Items from a data source
++++++

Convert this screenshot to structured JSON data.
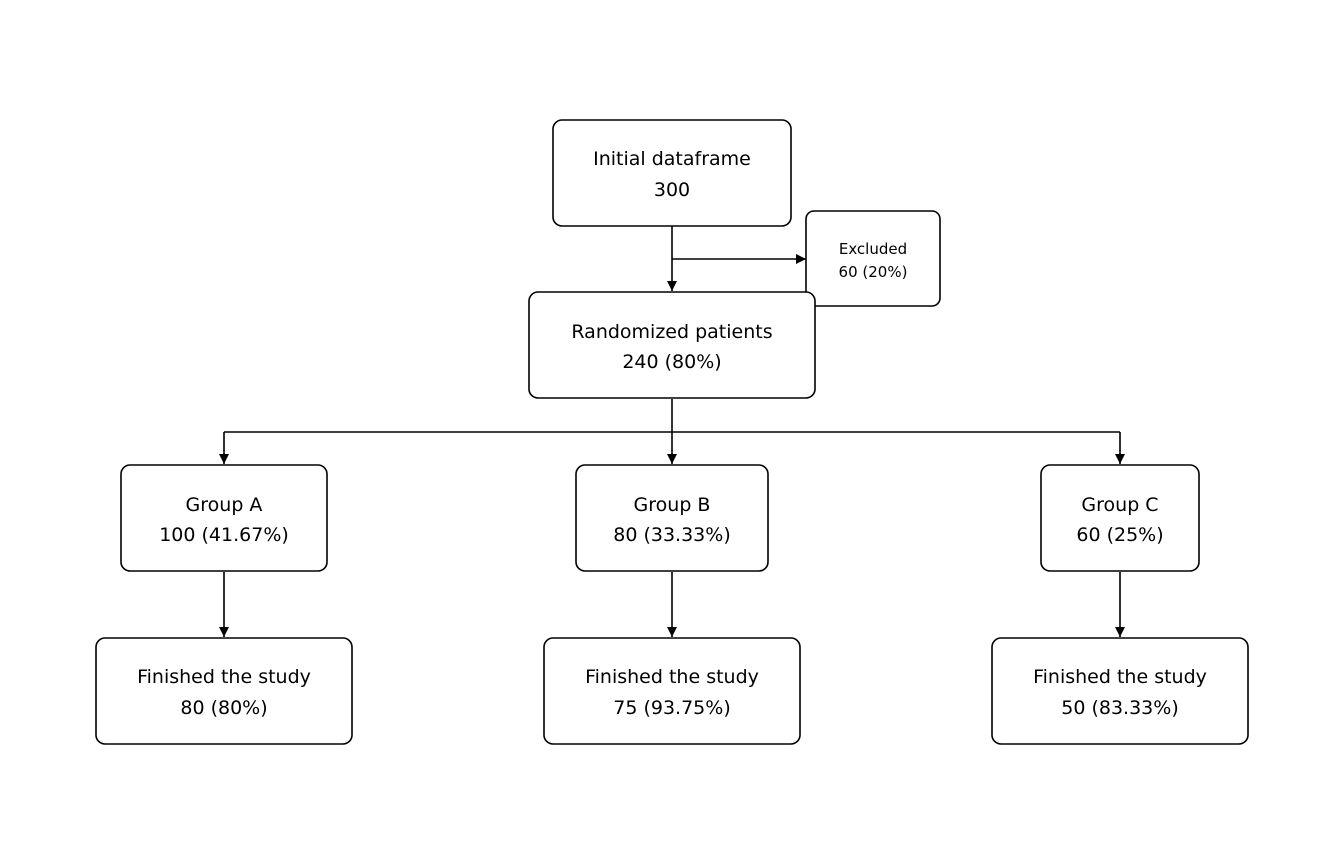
{
  "nodes": {
    "initial": {
      "label": "Initial dataframe",
      "value": "300"
    },
    "excluded": {
      "label": "Excluded",
      "value": "60 (20%)"
    },
    "randomized": {
      "label": "Randomized patients",
      "value": "240 (80%)"
    },
    "group_a": {
      "label": "Group A",
      "value": "100 (41.67%)"
    },
    "group_b": {
      "label": "Group B",
      "value": "80 (33.33%)"
    },
    "group_c": {
      "label": "Group C",
      "value": "60 (25%)"
    },
    "finished_a": {
      "label": "Finished the study",
      "value": "80 (80%)"
    },
    "finished_b": {
      "label": "Finished the study",
      "value": "75 (93.75%)"
    },
    "finished_c": {
      "label": "Finished the study",
      "value": "50 (83.33%)"
    }
  },
  "colors": {
    "line": "#000000",
    "box_fill": "#ffffff",
    "text": "#000000"
  }
}
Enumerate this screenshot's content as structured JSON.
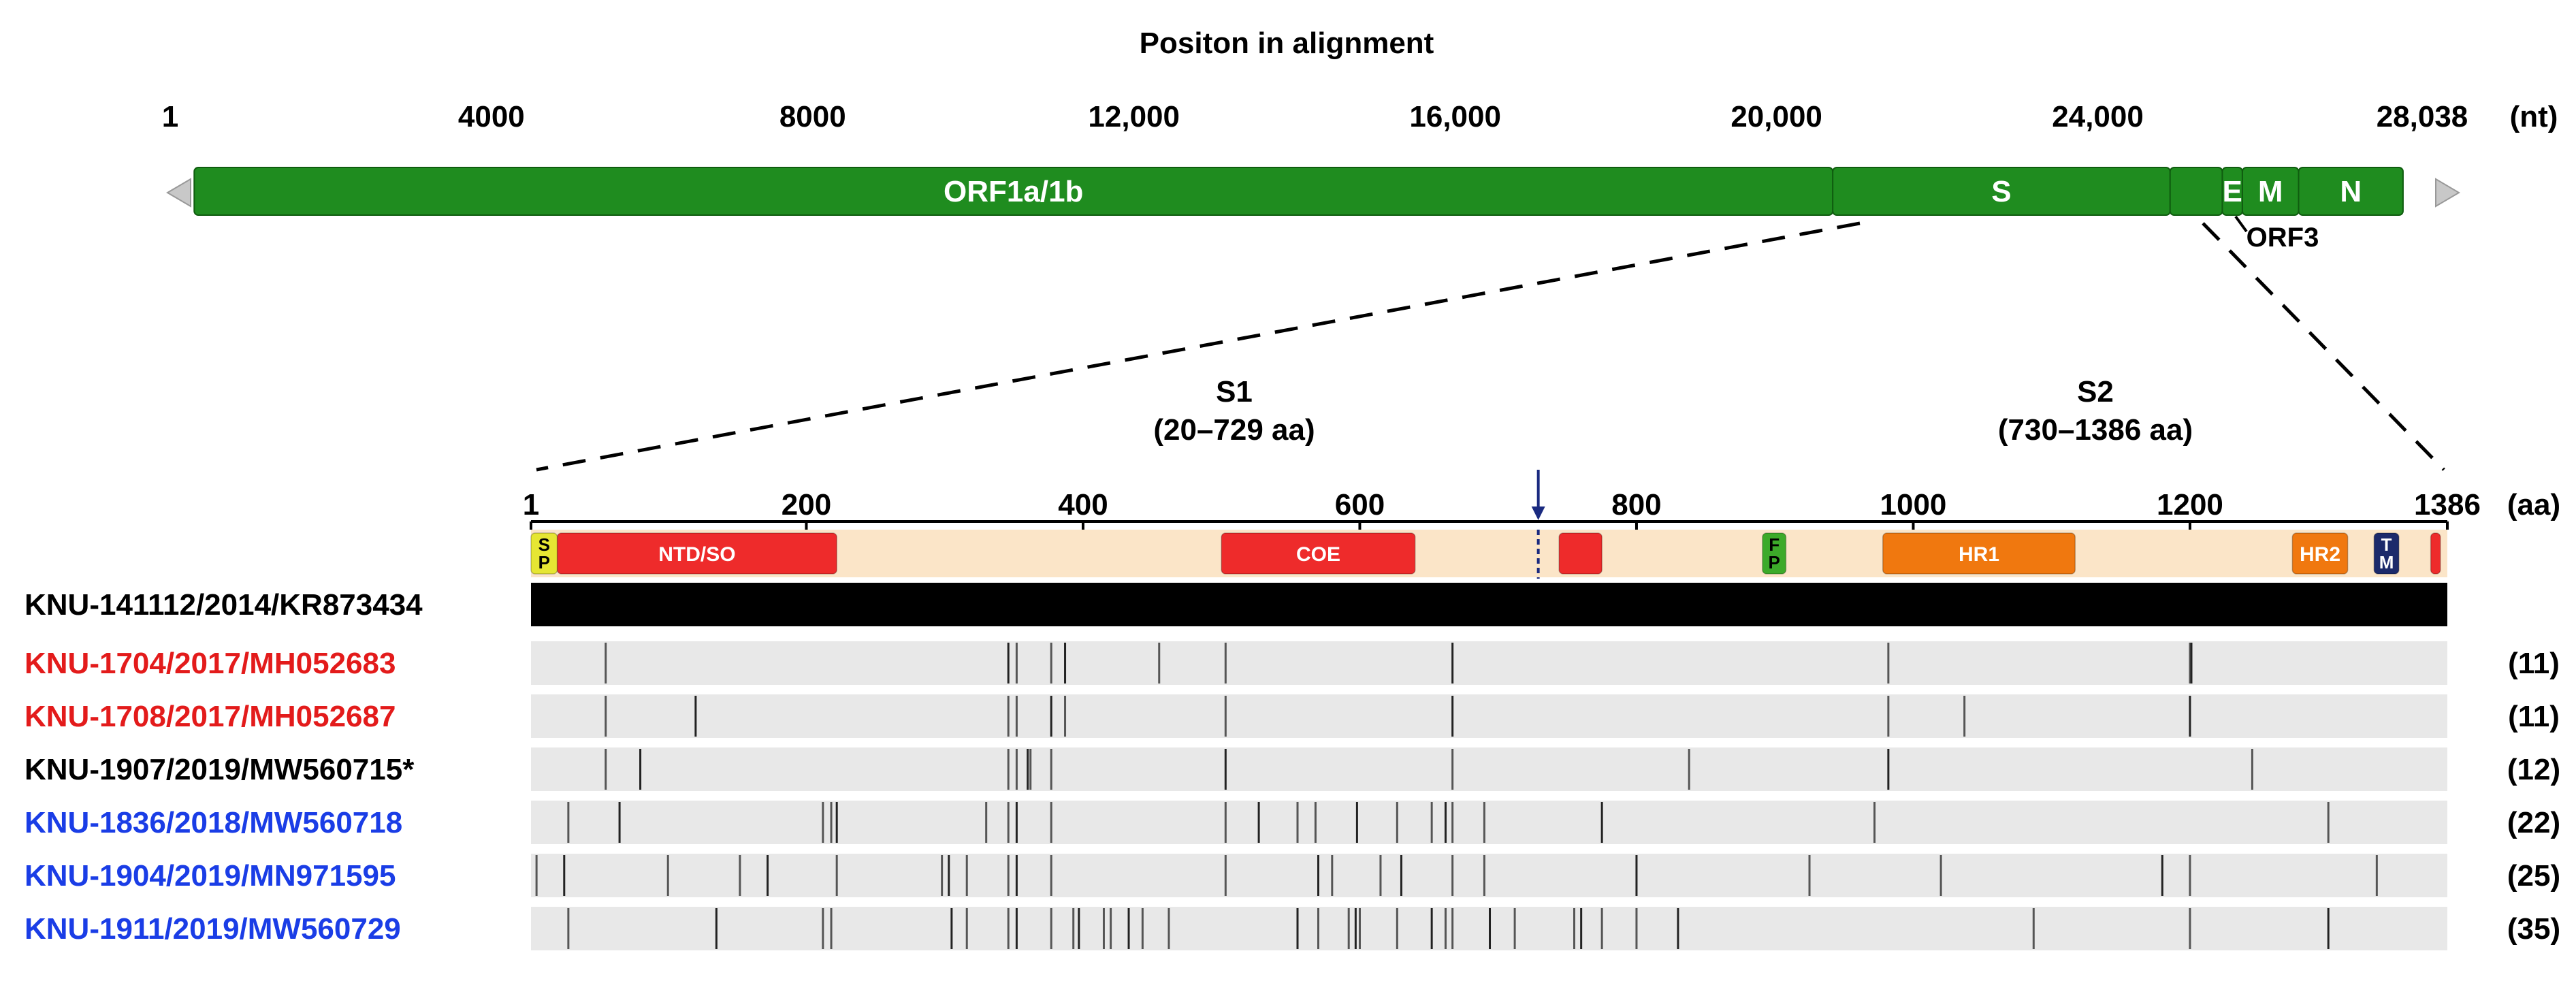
{
  "title": "Positon in alignment",
  "genome": {
    "unit": "(nt)",
    "min": 1,
    "max": 28038,
    "ticks": [
      {
        "value": 1,
        "label": "1"
      },
      {
        "value": 4000,
        "label": "4000"
      },
      {
        "value": 8000,
        "label": "8000"
      },
      {
        "value": 12000,
        "label": "12,000"
      },
      {
        "value": 16000,
        "label": "16,000"
      },
      {
        "value": 20000,
        "label": "20,000"
      },
      {
        "value": 24000,
        "label": "24,000"
      },
      {
        "value": 28038,
        "label": "28,038"
      }
    ],
    "genes": [
      {
        "label": "ORF1a/1b",
        "start": 300,
        "end": 20700
      },
      {
        "label": "S",
        "start": 20700,
        "end": 24900
      },
      {
        "label": "",
        "start": 24900,
        "end": 25550
      },
      {
        "label": "E",
        "start": 25550,
        "end": 25800
      },
      {
        "label": "M",
        "start": 25800,
        "end": 26500
      },
      {
        "label": "N",
        "start": 26500,
        "end": 27800
      }
    ],
    "orf3_label": "ORF3",
    "colors": {
      "gene": "#1f8c1f",
      "gene_edge": "#0f5c0f",
      "utr": "#c8c8c8"
    }
  },
  "spike": {
    "unit": "(aa)",
    "min": 1,
    "max": 1386,
    "ticks": [
      {
        "value": 1,
        "label": "1"
      },
      {
        "value": 200,
        "label": "200"
      },
      {
        "value": 400,
        "label": "400"
      },
      {
        "value": 600,
        "label": "600"
      },
      {
        "value": 800,
        "label": "800"
      },
      {
        "value": 1000,
        "label": "1000"
      },
      {
        "value": 1200,
        "label": "1200"
      },
      {
        "value": 1386,
        "label": "1386"
      }
    ],
    "s1": {
      "name": "S1",
      "range": "(20–729 aa)"
    },
    "s2": {
      "name": "S2",
      "range": "(730–1386 aa)"
    },
    "cleavage_site": 729,
    "domains": [
      {
        "label": "S\nP",
        "start": 1,
        "end": 20,
        "color": "#e6e633",
        "text_color": "#000000"
      },
      {
        "label": "NTD/SO",
        "start": 20,
        "end": 222,
        "color": "#ee2b2b",
        "text_color": "#ffffff"
      },
      {
        "label": "COE",
        "start": 500,
        "end": 640,
        "color": "#ee2b2b",
        "text_color": "#ffffff"
      },
      {
        "label": "",
        "start": 744,
        "end": 775,
        "color": "#ee2b2b",
        "text_color": "#ffffff"
      },
      {
        "label": "F\nP",
        "start": 891,
        "end": 908,
        "color": "#3caa2a",
        "text_color": "#000000"
      },
      {
        "label": "HR1",
        "start": 978,
        "end": 1117,
        "color": "#f0780f",
        "text_color": "#ffffff"
      },
      {
        "label": "HR2",
        "start": 1274,
        "end": 1314,
        "color": "#f0780f",
        "text_color": "#ffffff"
      },
      {
        "label": "T\nM",
        "start": 1333,
        "end": 1351,
        "color": "#1c2a6b",
        "text_color": "#ffffff"
      },
      {
        "label": "",
        "start": 1374,
        "end": 1381,
        "color": "#ee2b2b",
        "text_color": "#ffffff"
      }
    ],
    "band_color": "#fbe5c8",
    "marker_color": "#1a2a80"
  },
  "strains": [
    {
      "name": "KNU-141112/2014/KR873434",
      "color": "#000000",
      "count": "",
      "reference": true,
      "mutations": []
    },
    {
      "name": "KNU-1704/2017/MH052683",
      "color": "#e31b1b",
      "count": "(11)",
      "reference": false,
      "mutations": [
        55,
        346,
        352,
        377,
        387,
        455,
        503,
        667,
        982,
        1200,
        1201
      ]
    },
    {
      "name": "KNU-1708/2017/MH052687",
      "color": "#e31b1b",
      "count": "(11)",
      "reference": false,
      "mutations": [
        55,
        120,
        346,
        352,
        377,
        387,
        503,
        667,
        982,
        1037,
        1200
      ]
    },
    {
      "name": "KNU-1907/2019/MW560715*",
      "color": "#000000",
      "count": "(12)",
      "reference": false,
      "mutations": [
        55,
        80,
        346,
        352,
        360,
        362,
        377,
        503,
        667,
        838,
        982,
        1245
      ]
    },
    {
      "name": "KNU-1836/2018/MW560718",
      "color": "#1a3de6",
      "count": "(22)",
      "reference": false,
      "mutations": [
        28,
        65,
        212,
        218,
        222,
        330,
        346,
        352,
        377,
        503,
        527,
        555,
        568,
        598,
        627,
        652,
        662,
        667,
        690,
        775,
        972,
        1300
      ]
    },
    {
      "name": "KNU-1904/2019/MN971595",
      "color": "#1a3de6",
      "count": "(25)",
      "reference": false,
      "mutations": [
        5,
        25,
        100,
        152,
        172,
        222,
        298,
        303,
        316,
        346,
        352,
        377,
        503,
        570,
        580,
        615,
        630,
        667,
        690,
        800,
        925,
        1020,
        1180,
        1200,
        1335
      ]
    },
    {
      "name": "KNU-1911/2019/MW560729",
      "color": "#1a3de6",
      "count": "(35)",
      "reference": false,
      "mutations": [
        28,
        135,
        212,
        218,
        305,
        316,
        346,
        352,
        377,
        393,
        397,
        415,
        420,
        433,
        443,
        462,
        555,
        570,
        592,
        597,
        600,
        627,
        652,
        662,
        667,
        694,
        712,
        755,
        760,
        775,
        800,
        830,
        1087,
        1200,
        1300
      ]
    }
  ],
  "reference_bar_color": "#000000",
  "variant_bar_color": "#e8e8e8"
}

++++++

Your instructions
Looking at the entries above, say how many lines contain the word "this". Only the number is wanted.

Response below
2